◆ **PAGE**:
>> start

# Folding knife - damascus and mammoth ivory



## Alejanders (Aug 27, 2012)

Folding knife.
San mai blade, scale from mammoth ivory on carbon.
Bolster from fossil (bog) ivory.

I want to add scrimshaw, but not decided about picture.


----------



## Gofer (Aug 27, 2012)

Looks very good to me, nice combinations.  Just curious why you didn't match it and put the Ivory on the other side of the knife as well?

Bruce


----------



## Alejanders (Aug 27, 2012)

That knife kit made for one scale. Second scale requres inch screws and tap, and it is not easy to find it in Russia.
It is not easy to find metric screw with small torx cap....


----------



## mredburn (Aug 27, 2012)

KnifeKits.com : Designer Knife Kits - Knife Making Supplies - Knife Making Tools Screws

May take a while to get them in the mail but at least you have a source


----------



## PaulDoug (Aug 27, 2012)

Very nice knife.  Something I'd like to try in the future.


----------



## Fishinbo (Aug 27, 2012)

I like it a lot. I like the over-all look of it all. My special fondness goes to the nitty gritty details of its blade. Well done!


----------



## Alejanders (Aug 28, 2012)

mredburn, l know that shop.

I need 3-48 or 3-56 scews (i dont know screw pitch). But there is no such screws in that shop.


----------



## rizaydog (Aug 28, 2012)

Thats an awesome knife!  Nice job.


----------



## mredburn (Aug 28, 2012)

Here is another link if you dont have it. They have every size but  3-48 or 3-56 I have found taps and dies for those sizes on ebay. I will look in my garage I believe I have the taps. Socket head cap screws are available in those sizes.
Folding Knife Parts


----------



## Alejanders (Aug 28, 2012)

mredburn, thank you very much!


----------

>> end

◆ **INFORMATION PROVIDED**:
>> start

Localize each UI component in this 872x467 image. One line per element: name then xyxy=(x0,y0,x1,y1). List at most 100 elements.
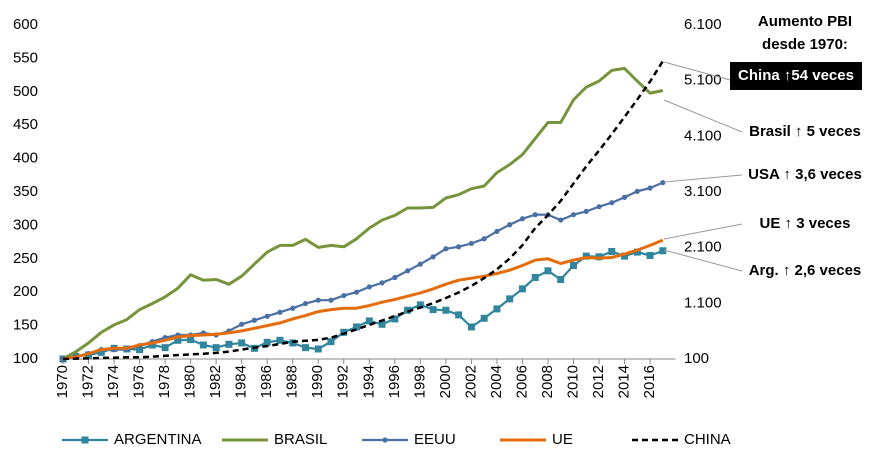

>> end

◆ **INSTRUCTIONS**:
A - Sum up the knife thread in three sentences.
B - Write out the stretch of the knife thread from "mredburn, l know" through "rizaydog (Aug 28, 2012)".
Work only from the knife thread, not from the material.

◆ **TASK-BY-TASK RESULTS**:
A - A folding knife is shown with a san mai blade, a mammoth ivory scale on carbon, and a bolster of fossil bog ivory, and scrimshaw is planned though the picture is undecided. Asked why the ivory isn't on the other side too, the maker explains that the kit was made for one scale and that a second scale needs inch screws and a tap, which are hard to find in Russia. mredburn points to two online parts sources and to eBay for taps and dies, while other posters praise the knife.

B -
mredburn, l know that shop.

I need 3-48 or 3-56 scews (i dont know screw pitch). But there is no such screws in that shop.


----------



## rizaydog (Aug 28, 2012)